>> START PROVIDED RECORDS

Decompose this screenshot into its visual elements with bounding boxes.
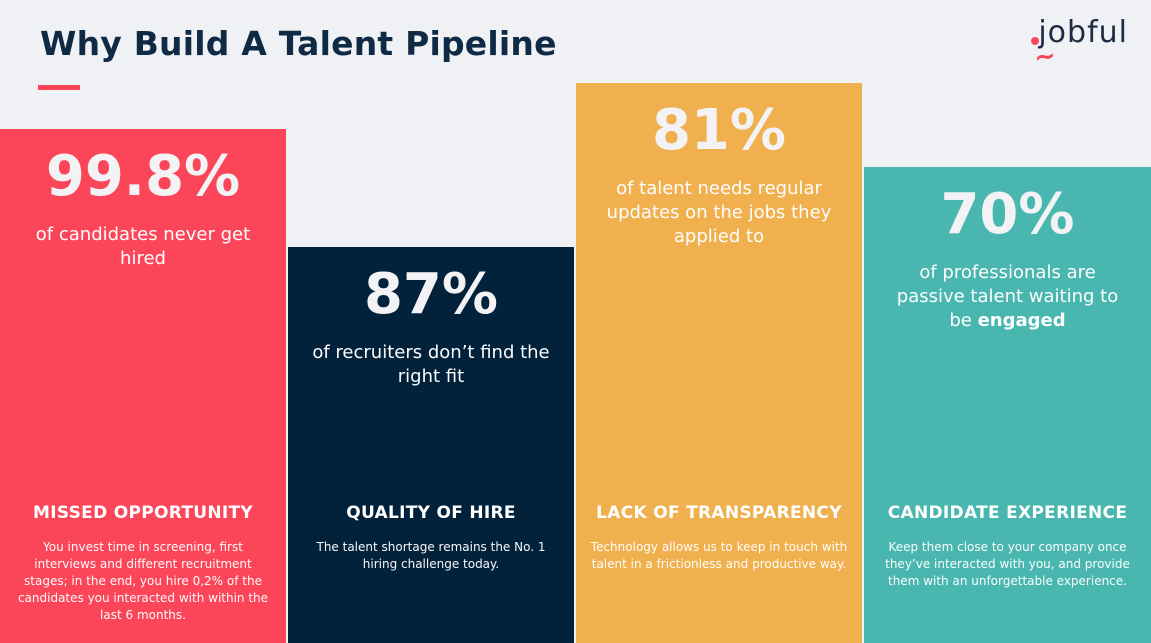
info-heading: QUALITY OF HIRE [346,503,516,523]
jobful-logo: jobful ~ [1031,15,1128,73]
logo-tilde-icon: ~ [1032,40,1059,74]
stat-subtitle: of recruiters don’t find the right fit [312,342,550,388]
stat-column-quality-of-hire: 87% of recruiters don’t find the right f… [288,247,574,643]
info-block: QUALITY OF HIRE The talent shortage rema… [288,503,574,643]
stat-block: 87% of recruiters don’t find the right f… [288,247,574,389]
stat-percent: 70% [940,182,1075,247]
info-body: Technology allows us to keep in touch wi… [590,540,848,572]
info-heading: CANDIDATE EXPERIENCE [887,503,1128,523]
stat-block: 99.8% of candidates never get hired [0,129,286,271]
stat-block: 81% of talent needs regular updates on t… [576,83,862,249]
info-body: Keep them close to your company once the… [885,540,1130,589]
info-heading: MISSED OPPORTUNITY [32,503,254,523]
title-accent-underline [38,85,80,90]
info-body: You invest time in screening, first inte… [17,540,269,623]
stat-column-candidate-experience: 70% of professionals are passive talent … [864,167,1151,643]
info-body: The talent shortage remains the No. 1 hi… [316,540,546,572]
stat-block: 70% of professionals are passive talent … [864,167,1151,333]
page-title: Why Build A Talent Pipeline [40,24,557,63]
stat-subtitle-prefix: of professionals are passive talent wait… [896,262,1119,331]
logo-text: jobful [1038,15,1128,50]
info-block: MISSED OPPORTUNITY You invest time in sc… [0,503,286,643]
info-block: LACK OF TRANSPARENCY Technology allows u… [576,503,862,643]
stat-percent: 99.8% [45,144,241,209]
stat-column-lack-of-transparency: 81% of talent needs regular updates on t… [576,83,862,643]
info-heading: LACK OF TRANSPARENCY [596,503,842,523]
info-block: CANDIDATE EXPERIENCE Keep them close to … [864,503,1151,643]
logo-dot-icon [1031,37,1040,45]
stat-subtitle: of talent needs regular updates on the j… [606,178,832,247]
stat-subtitle-bold: engaged [977,309,1066,331]
stat-percent: 81% [651,98,787,163]
stat-subtitle: of professionals are passive talent wait… [864,261,1151,332]
stat-column-missed-opportunity: 99.8% of candidates never get hired MISS… [0,129,286,643]
stat-percent: 87% [363,262,499,327]
stat-subtitle: of candidates never get hired [35,224,251,270]
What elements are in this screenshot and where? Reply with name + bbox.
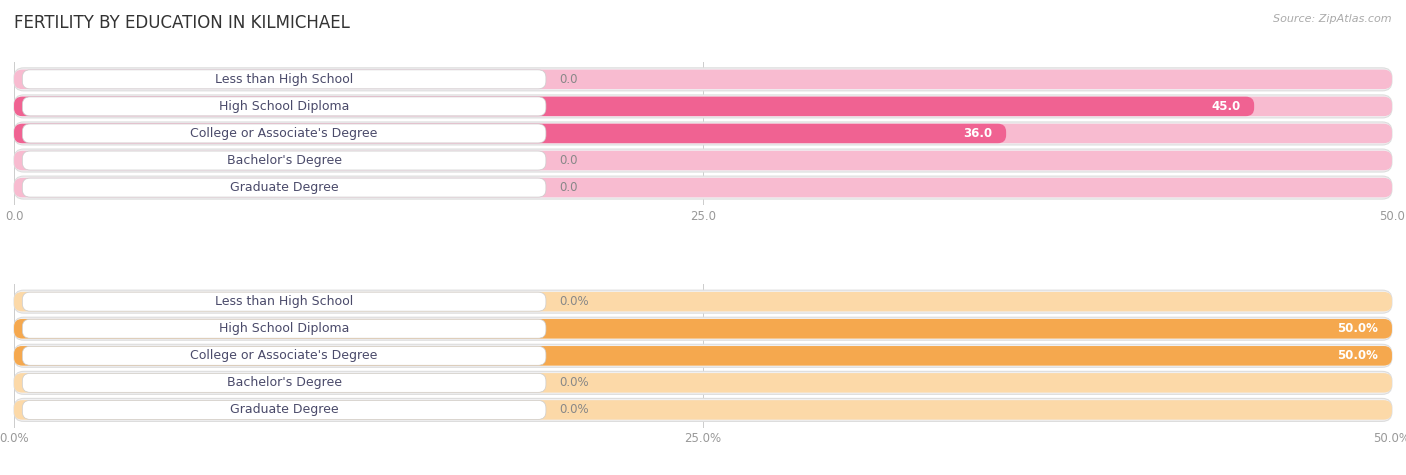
FancyBboxPatch shape [14, 149, 1392, 172]
Text: 0.0%: 0.0% [560, 295, 589, 308]
FancyBboxPatch shape [22, 346, 546, 365]
Text: 50.0%: 50.0% [1337, 349, 1378, 362]
FancyBboxPatch shape [14, 319, 1392, 339]
FancyBboxPatch shape [14, 346, 1392, 366]
FancyBboxPatch shape [22, 292, 546, 311]
FancyBboxPatch shape [22, 70, 546, 89]
Text: Bachelor's Degree: Bachelor's Degree [226, 154, 342, 167]
FancyBboxPatch shape [14, 344, 1392, 367]
FancyBboxPatch shape [14, 292, 1392, 312]
FancyBboxPatch shape [14, 346, 1392, 366]
FancyBboxPatch shape [14, 124, 1392, 143]
FancyBboxPatch shape [22, 97, 546, 116]
Text: Bachelor's Degree: Bachelor's Degree [226, 376, 342, 390]
FancyBboxPatch shape [14, 151, 1392, 170]
FancyBboxPatch shape [14, 95, 1392, 118]
FancyBboxPatch shape [14, 68, 1392, 91]
Text: Graduate Degree: Graduate Degree [229, 403, 339, 417]
Text: 36.0: 36.0 [963, 127, 993, 140]
Text: 45.0: 45.0 [1211, 100, 1240, 113]
FancyBboxPatch shape [22, 151, 546, 170]
FancyBboxPatch shape [22, 400, 546, 419]
FancyBboxPatch shape [22, 373, 546, 392]
Text: FERTILITY BY EDUCATION IN KILMICHAEL: FERTILITY BY EDUCATION IN KILMICHAEL [14, 14, 350, 32]
Text: 0.0: 0.0 [560, 154, 578, 167]
FancyBboxPatch shape [14, 124, 1007, 143]
Text: College or Associate's Degree: College or Associate's Degree [190, 349, 378, 362]
FancyBboxPatch shape [14, 96, 1254, 116]
Text: Source: ZipAtlas.com: Source: ZipAtlas.com [1274, 14, 1392, 24]
FancyBboxPatch shape [14, 319, 1392, 339]
Text: 0.0%: 0.0% [560, 403, 589, 417]
FancyBboxPatch shape [14, 290, 1392, 313]
Text: 0.0: 0.0 [560, 73, 578, 86]
Text: Less than High School: Less than High School [215, 295, 353, 308]
FancyBboxPatch shape [14, 399, 1392, 421]
FancyBboxPatch shape [14, 373, 1392, 393]
FancyBboxPatch shape [22, 124, 546, 143]
Text: High School Diploma: High School Diploma [219, 322, 349, 335]
Text: College or Associate's Degree: College or Associate's Degree [190, 127, 378, 140]
FancyBboxPatch shape [14, 371, 1392, 394]
FancyBboxPatch shape [14, 178, 1392, 197]
Text: 0.0%: 0.0% [560, 376, 589, 390]
Text: Graduate Degree: Graduate Degree [229, 181, 339, 194]
FancyBboxPatch shape [14, 70, 1392, 89]
FancyBboxPatch shape [14, 176, 1392, 199]
Text: Less than High School: Less than High School [215, 73, 353, 86]
Text: High School Diploma: High School Diploma [219, 100, 349, 113]
Text: 50.0%: 50.0% [1337, 322, 1378, 335]
FancyBboxPatch shape [14, 400, 1392, 419]
FancyBboxPatch shape [22, 319, 546, 338]
FancyBboxPatch shape [14, 122, 1392, 145]
FancyBboxPatch shape [22, 178, 546, 197]
Text: 0.0: 0.0 [560, 181, 578, 194]
FancyBboxPatch shape [14, 96, 1392, 116]
FancyBboxPatch shape [14, 317, 1392, 340]
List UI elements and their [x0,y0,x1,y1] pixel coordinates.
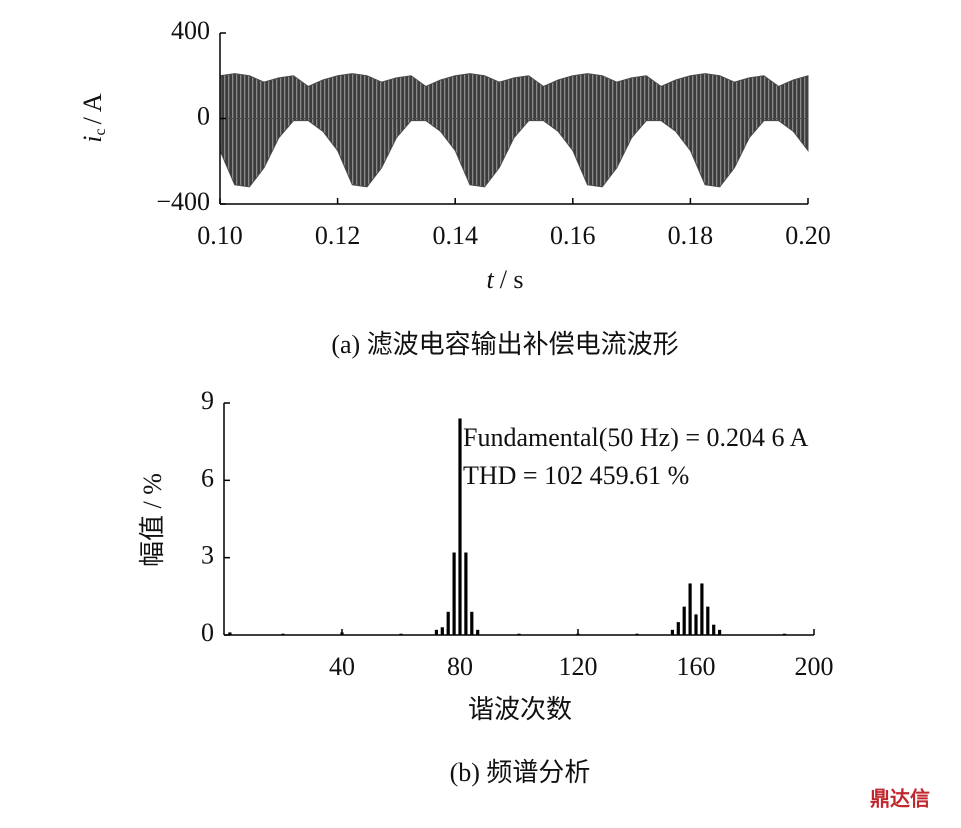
y-label-unit: / A [78,93,107,124]
y-axis-label: 幅值 / % [138,473,167,567]
x-tick-label: 80 [447,652,473,681]
caption: (b) 频谱分析 [450,758,591,787]
bar [452,552,456,635]
waveform-area [219,73,809,119]
watermark: 鼎达信 [870,787,930,811]
y-tick-label: 0 [201,618,214,647]
x-tick-label: 0.20 [785,221,831,250]
y-tick-label: 9 [201,386,214,415]
y-axis-label: ic / A [78,93,109,143]
caption: (a) 滤波电容输出补偿电流波形 [331,330,678,359]
y-tick-label: 3 [201,541,214,570]
bar [718,629,722,635]
waveform-area [219,118,809,188]
bar [688,583,692,635]
bar [458,418,462,635]
annotation: Fundamental(50 Hz) = 0.204 6 A [463,423,809,452]
x-tick-label: 120 [559,652,598,681]
x-tick-label: 0.10 [197,221,243,250]
bar [712,624,716,635]
bar [476,629,480,635]
y-tick-label: −400 [156,187,210,216]
y-tick-label: 0 [197,101,210,130]
x-label-var: t [486,265,494,294]
bar [464,552,468,635]
x-tick-label: 0.12 [315,221,361,250]
bar [694,614,698,635]
x-axis-label: 谐波次数 [468,695,572,724]
bar [700,583,704,635]
bar [706,606,710,635]
x-tick-label: 0.14 [432,221,478,250]
bar [676,622,680,635]
annotation: THD = 102 459.61 % [463,461,689,490]
y-label-var: i [78,135,107,142]
bar [670,629,674,635]
x-tick-label: 200 [795,652,834,681]
x-axis-label: t / s [486,265,523,294]
x-tick-label: 40 [329,652,355,681]
y-tick-label: 400 [171,16,210,45]
y-tick-label: 6 [201,463,214,492]
x-tick-label: 0.16 [550,221,596,250]
x-label-unit: / s [500,265,524,294]
bar [470,611,474,635]
y-label-sub: c [92,128,109,135]
x-tick-label: 0.18 [668,221,714,250]
bar [682,606,686,635]
x-tick-label: 160 [677,652,716,681]
bar [446,611,450,635]
bar [440,627,444,635]
bar [228,632,232,635]
bar [434,629,438,635]
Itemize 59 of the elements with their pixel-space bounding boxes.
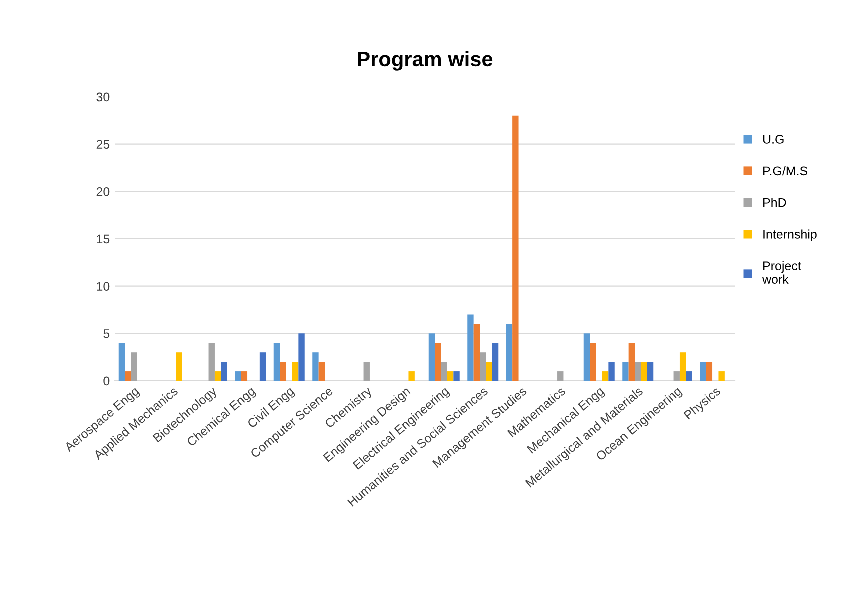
bar [447, 372, 454, 381]
bar [474, 324, 480, 381]
y-tick-label: 0 [104, 376, 110, 386]
bar [221, 362, 228, 381]
bar [292, 362, 299, 381]
legend-label: P.G/M.S [764, 166, 808, 176]
bar [318, 362, 326, 381]
bar [435, 343, 442, 381]
bar [706, 362, 713, 381]
y-tick-label: 20 [96, 187, 110, 196]
chart-title: Program wise [358, 51, 493, 71]
bar [468, 314, 474, 381]
bar [298, 334, 305, 381]
legend-label: Project work [762, 261, 802, 284]
bar [176, 352, 182, 381]
legend-label: Internship [764, 230, 817, 242]
bar [558, 372, 564, 381]
bar [492, 343, 499, 381]
bar [428, 334, 436, 381]
bar [480, 352, 486, 381]
legend-label: PhD [764, 198, 786, 208]
y-tick-label: 25 [96, 140, 110, 149]
bar [208, 343, 215, 381]
y-tick-label: 15 [97, 234, 110, 244]
bar [441, 362, 448, 381]
bar [602, 372, 609, 381]
bar [635, 362, 642, 381]
bar [608, 362, 615, 381]
bar [628, 343, 636, 381]
y-tick-label: 10 [97, 282, 110, 291]
bar [590, 343, 596, 381]
bar [274, 343, 280, 381]
bar [686, 372, 692, 381]
bar [700, 362, 706, 381]
y-tick-label: 30 [96, 92, 110, 102]
bar [584, 334, 590, 381]
bar [680, 352, 686, 381]
bar [622, 362, 629, 381]
bar [280, 362, 286, 381]
bar [641, 362, 648, 381]
bar [118, 343, 126, 381]
bar [512, 116, 519, 381]
bar [454, 372, 460, 381]
bar [647, 362, 654, 381]
bar [506, 324, 513, 381]
bar [241, 372, 248, 381]
bar [674, 372, 680, 381]
bar [408, 372, 415, 381]
bar [486, 362, 492, 381]
bar [364, 362, 370, 381]
bar [235, 372, 242, 381]
bar [718, 372, 725, 381]
y-tick-label: 5 [104, 330, 110, 338]
legend-label: U.G [763, 135, 784, 144]
bar [214, 372, 222, 381]
bar [125, 372, 132, 381]
bar [312, 352, 319, 381]
bar [131, 352, 138, 381]
bar [260, 352, 266, 381]
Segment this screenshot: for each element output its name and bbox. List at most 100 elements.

>> END PROVIDED RECORDS

- [TASK]
In the part of the entries that opens with the line containing "bar [447, 372, 454, 381]" and runs through the end of the entries, replace "legend-label" with "legend-text" and write out those lines again with nothing else changed.

- [TASK RESPONSE]
bar [447, 372, 454, 381]
bar [474, 324, 480, 381]
y-tick-label: 0 [104, 376, 110, 386]
bar [221, 362, 228, 381]
bar [292, 362, 299, 381]
legend-text: P.G/M.S [764, 166, 808, 176]
bar [318, 362, 326, 381]
bar [435, 343, 442, 381]
bar [706, 362, 713, 381]
y-tick-label: 20 [96, 187, 110, 196]
chart-title: Program wise [358, 51, 493, 71]
bar [468, 314, 474, 381]
bar [298, 334, 305, 381]
legend-text: Project work [762, 261, 802, 284]
bar [176, 352, 182, 381]
legend-text: Internship [764, 230, 817, 242]
bar [558, 372, 564, 381]
bar [492, 343, 499, 381]
bar [428, 334, 436, 381]
bar [480, 352, 486, 381]
legend-text: PhD [764, 198, 786, 208]
y-tick-label: 25 [96, 140, 110, 149]
bar [208, 343, 215, 381]
y-tick-label: 15 [97, 234, 110, 244]
bar [441, 362, 448, 381]
bar [602, 372, 609, 381]
bar [635, 362, 642, 381]
bar [608, 362, 615, 381]
bar [628, 343, 636, 381]
y-tick-label: 10 [97, 282, 110, 291]
bar [590, 343, 596, 381]
bar [274, 343, 280, 381]
bar [686, 372, 692, 381]
bar [700, 362, 706, 381]
y-tick-label: 30 [96, 92, 110, 102]
bar [584, 334, 590, 381]
bar [680, 352, 686, 381]
bar [622, 362, 629, 381]
bar [280, 362, 286, 381]
bar [641, 362, 648, 381]
bar [118, 343, 126, 381]
bar [512, 116, 519, 381]
bar [454, 372, 460, 381]
bar [647, 362, 654, 381]
bar [506, 324, 513, 381]
bar [241, 372, 248, 381]
bar [674, 372, 680, 381]
bar [408, 372, 415, 381]
bar [486, 362, 492, 381]
bar [364, 362, 370, 381]
bar [235, 372, 242, 381]
bar [718, 372, 725, 381]
y-tick-label: 5 [104, 330, 110, 338]
legend-text: U.G [763, 135, 784, 144]
bar [214, 372, 222, 381]
bar [125, 372, 132, 381]
bar [312, 352, 319, 381]
bar [131, 352, 138, 381]
bar [260, 352, 266, 381]
Segment this screenshot: for each element output its name and bbox. List at most 100 elements.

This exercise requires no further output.